EXERCISE DIRECTIONS: Write out each line in which the string "carriage" is present.

+ + + + +

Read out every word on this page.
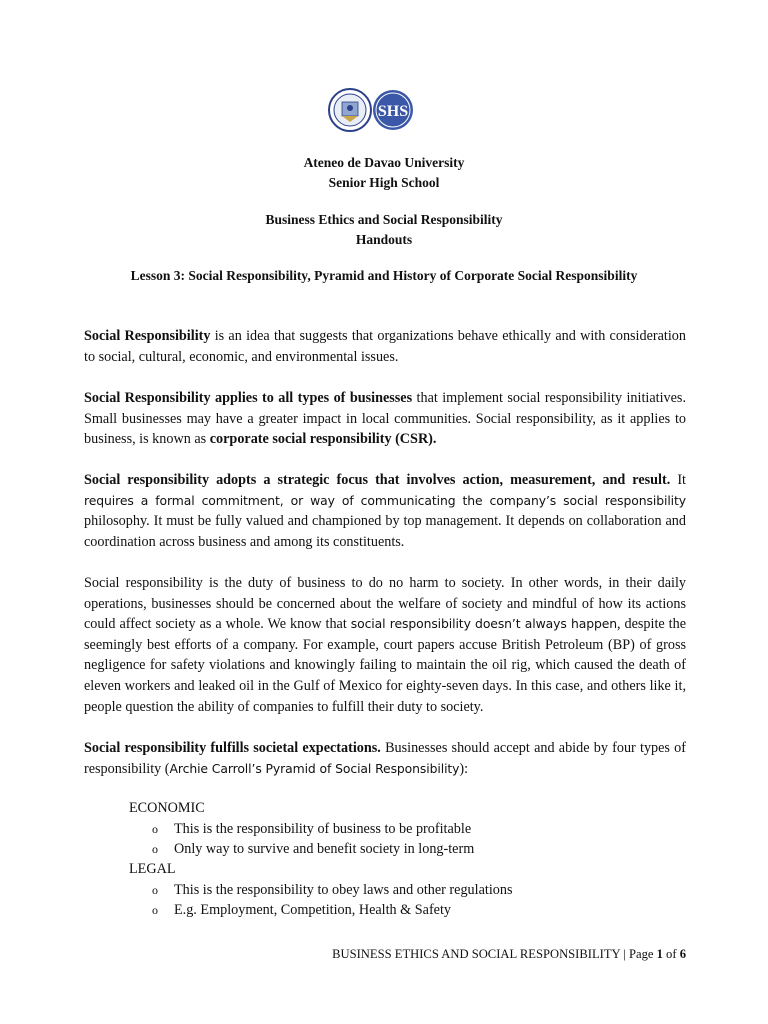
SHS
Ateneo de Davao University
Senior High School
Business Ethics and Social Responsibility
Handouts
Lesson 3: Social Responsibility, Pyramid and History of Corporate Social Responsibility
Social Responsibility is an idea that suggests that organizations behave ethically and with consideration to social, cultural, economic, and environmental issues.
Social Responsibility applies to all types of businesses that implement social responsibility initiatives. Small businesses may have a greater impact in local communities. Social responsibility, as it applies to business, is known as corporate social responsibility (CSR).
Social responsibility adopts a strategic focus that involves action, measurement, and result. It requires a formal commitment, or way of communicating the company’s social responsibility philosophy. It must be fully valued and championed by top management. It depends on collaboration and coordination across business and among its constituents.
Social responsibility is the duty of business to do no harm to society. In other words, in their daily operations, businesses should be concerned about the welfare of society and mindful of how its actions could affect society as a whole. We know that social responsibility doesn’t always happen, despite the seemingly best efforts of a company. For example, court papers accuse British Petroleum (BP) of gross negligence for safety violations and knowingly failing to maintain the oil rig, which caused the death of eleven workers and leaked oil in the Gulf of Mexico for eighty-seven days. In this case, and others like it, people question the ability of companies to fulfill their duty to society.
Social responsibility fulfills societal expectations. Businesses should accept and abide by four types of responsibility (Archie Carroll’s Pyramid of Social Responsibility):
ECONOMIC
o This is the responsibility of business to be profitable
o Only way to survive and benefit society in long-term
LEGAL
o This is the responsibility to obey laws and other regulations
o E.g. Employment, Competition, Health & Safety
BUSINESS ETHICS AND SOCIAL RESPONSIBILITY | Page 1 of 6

+ + + + +

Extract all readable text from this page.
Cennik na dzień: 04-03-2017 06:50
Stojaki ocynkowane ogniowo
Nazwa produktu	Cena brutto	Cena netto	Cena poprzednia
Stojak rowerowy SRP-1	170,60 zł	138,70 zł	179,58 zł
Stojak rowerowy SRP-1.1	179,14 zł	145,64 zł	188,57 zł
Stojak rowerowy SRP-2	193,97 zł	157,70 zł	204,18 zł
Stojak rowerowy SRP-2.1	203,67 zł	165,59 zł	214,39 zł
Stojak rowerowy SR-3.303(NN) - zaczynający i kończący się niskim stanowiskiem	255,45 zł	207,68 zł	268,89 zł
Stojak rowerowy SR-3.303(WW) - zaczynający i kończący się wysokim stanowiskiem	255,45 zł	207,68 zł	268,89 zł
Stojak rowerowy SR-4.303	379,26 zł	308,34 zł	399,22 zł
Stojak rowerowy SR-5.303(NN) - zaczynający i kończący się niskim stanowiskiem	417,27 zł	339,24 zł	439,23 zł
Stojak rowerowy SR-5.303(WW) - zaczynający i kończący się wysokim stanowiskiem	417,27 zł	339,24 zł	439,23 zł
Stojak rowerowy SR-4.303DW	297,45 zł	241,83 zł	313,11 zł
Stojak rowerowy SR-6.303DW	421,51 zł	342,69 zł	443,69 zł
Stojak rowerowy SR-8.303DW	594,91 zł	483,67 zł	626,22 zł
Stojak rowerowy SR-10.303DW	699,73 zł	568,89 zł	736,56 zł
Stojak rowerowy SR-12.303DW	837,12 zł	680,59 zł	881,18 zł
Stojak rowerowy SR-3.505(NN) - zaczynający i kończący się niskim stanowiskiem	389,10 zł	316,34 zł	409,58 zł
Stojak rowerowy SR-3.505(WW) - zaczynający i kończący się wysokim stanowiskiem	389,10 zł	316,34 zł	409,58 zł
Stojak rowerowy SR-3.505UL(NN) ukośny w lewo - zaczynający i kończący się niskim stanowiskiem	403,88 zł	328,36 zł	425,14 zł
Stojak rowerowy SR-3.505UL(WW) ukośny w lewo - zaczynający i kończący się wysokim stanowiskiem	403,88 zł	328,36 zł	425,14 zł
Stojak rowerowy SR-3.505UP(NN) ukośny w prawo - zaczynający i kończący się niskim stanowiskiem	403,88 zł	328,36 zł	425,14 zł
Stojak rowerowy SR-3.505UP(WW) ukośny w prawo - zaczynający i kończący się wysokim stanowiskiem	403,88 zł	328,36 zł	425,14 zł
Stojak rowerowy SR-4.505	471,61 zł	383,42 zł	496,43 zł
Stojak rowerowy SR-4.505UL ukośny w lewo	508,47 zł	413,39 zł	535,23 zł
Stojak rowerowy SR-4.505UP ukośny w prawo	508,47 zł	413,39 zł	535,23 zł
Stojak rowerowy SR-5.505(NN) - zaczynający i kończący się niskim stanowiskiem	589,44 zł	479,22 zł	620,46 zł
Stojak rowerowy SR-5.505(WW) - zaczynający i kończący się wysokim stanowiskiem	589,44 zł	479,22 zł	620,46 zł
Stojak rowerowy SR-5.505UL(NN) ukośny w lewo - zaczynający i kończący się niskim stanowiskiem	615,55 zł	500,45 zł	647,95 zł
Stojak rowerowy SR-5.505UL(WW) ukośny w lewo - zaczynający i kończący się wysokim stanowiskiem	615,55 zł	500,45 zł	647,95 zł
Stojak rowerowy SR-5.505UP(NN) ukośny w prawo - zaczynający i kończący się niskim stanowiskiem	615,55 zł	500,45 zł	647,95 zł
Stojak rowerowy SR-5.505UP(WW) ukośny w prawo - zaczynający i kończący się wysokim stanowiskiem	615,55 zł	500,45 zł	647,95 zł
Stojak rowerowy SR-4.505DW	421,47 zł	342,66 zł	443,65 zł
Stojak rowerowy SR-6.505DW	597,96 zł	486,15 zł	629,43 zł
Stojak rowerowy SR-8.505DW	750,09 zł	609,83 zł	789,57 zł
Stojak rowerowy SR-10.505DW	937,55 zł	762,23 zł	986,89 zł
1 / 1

+ + + + +

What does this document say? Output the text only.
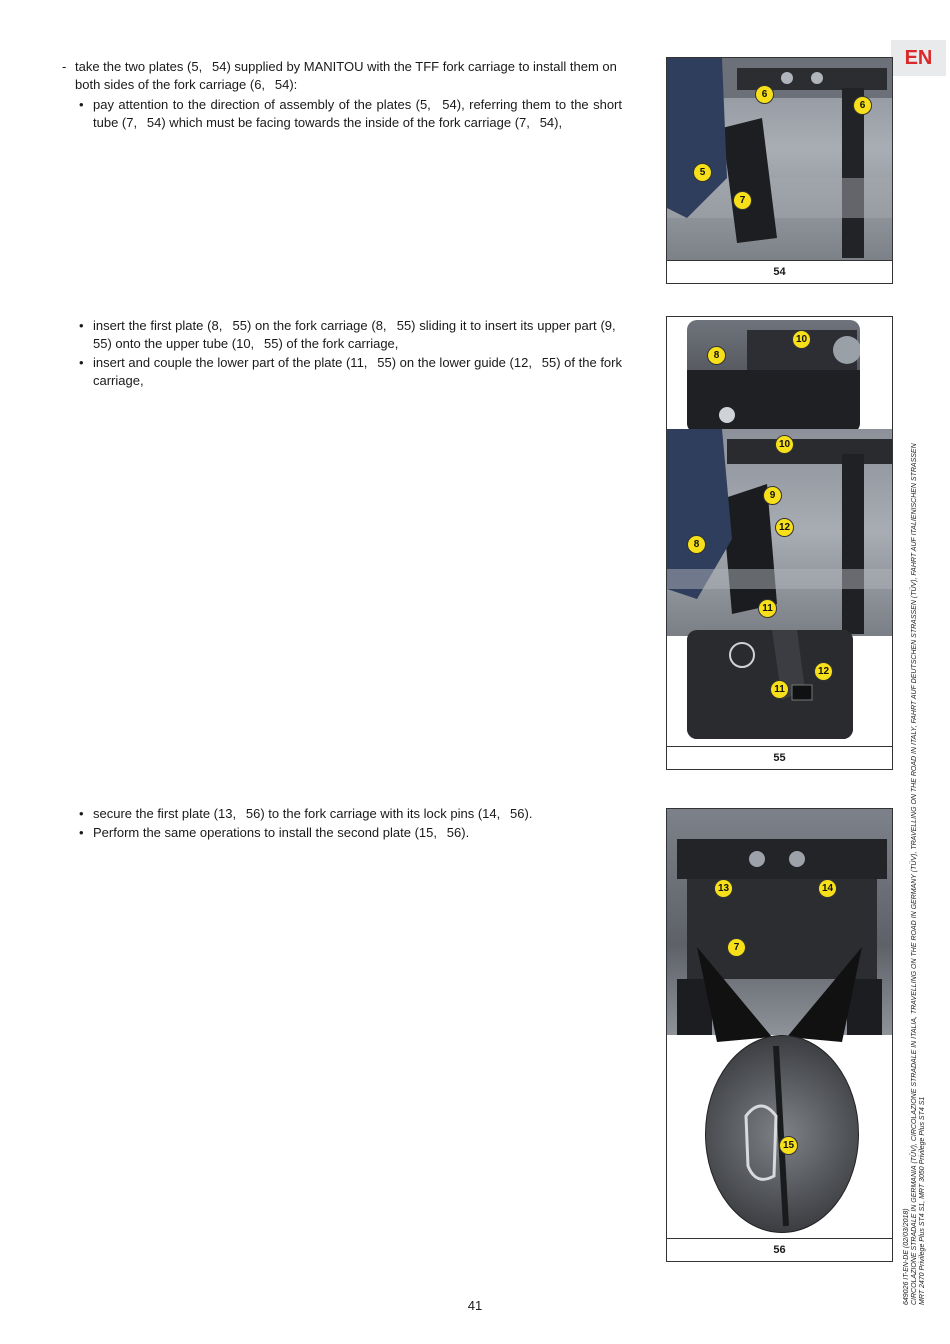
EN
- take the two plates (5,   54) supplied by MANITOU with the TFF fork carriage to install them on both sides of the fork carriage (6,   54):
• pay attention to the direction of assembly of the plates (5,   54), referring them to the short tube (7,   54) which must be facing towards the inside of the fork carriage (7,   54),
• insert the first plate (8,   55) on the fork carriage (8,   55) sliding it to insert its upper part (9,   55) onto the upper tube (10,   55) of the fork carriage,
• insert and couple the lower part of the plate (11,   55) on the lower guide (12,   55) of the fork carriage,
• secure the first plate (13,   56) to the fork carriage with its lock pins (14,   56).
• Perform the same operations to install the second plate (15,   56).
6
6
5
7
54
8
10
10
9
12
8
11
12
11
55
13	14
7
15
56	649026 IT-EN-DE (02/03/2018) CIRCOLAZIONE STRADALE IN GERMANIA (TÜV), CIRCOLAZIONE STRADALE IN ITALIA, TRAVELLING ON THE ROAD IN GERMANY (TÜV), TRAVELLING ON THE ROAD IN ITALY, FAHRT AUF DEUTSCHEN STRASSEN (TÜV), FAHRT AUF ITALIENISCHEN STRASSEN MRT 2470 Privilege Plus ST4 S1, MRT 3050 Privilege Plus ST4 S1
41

+ + + + +

REPLY:
- take the two plates (5,   54) supplied by MANITOU with the TFF fork carriage to install them on both sides of the fork carriage (6,   54):
• pay attention to the direction of assembly of the plates (5,   54), referring them to the short tube (7,   54) which must be facing towards the inside of the fork carriage (7,   54),
• insert the first plate (8,   55) on the fork carriage (8,   55) sliding it to insert its upper part (9,   55) onto the upper tube (10,   55) of the fork carriage,
• insert and couple the lower part of the plate (11,   55) on the lower guide (12,   55) of the fork carriage,
• secure the first plate (13,   56) to the fork carriage with its lock pins (14,   56).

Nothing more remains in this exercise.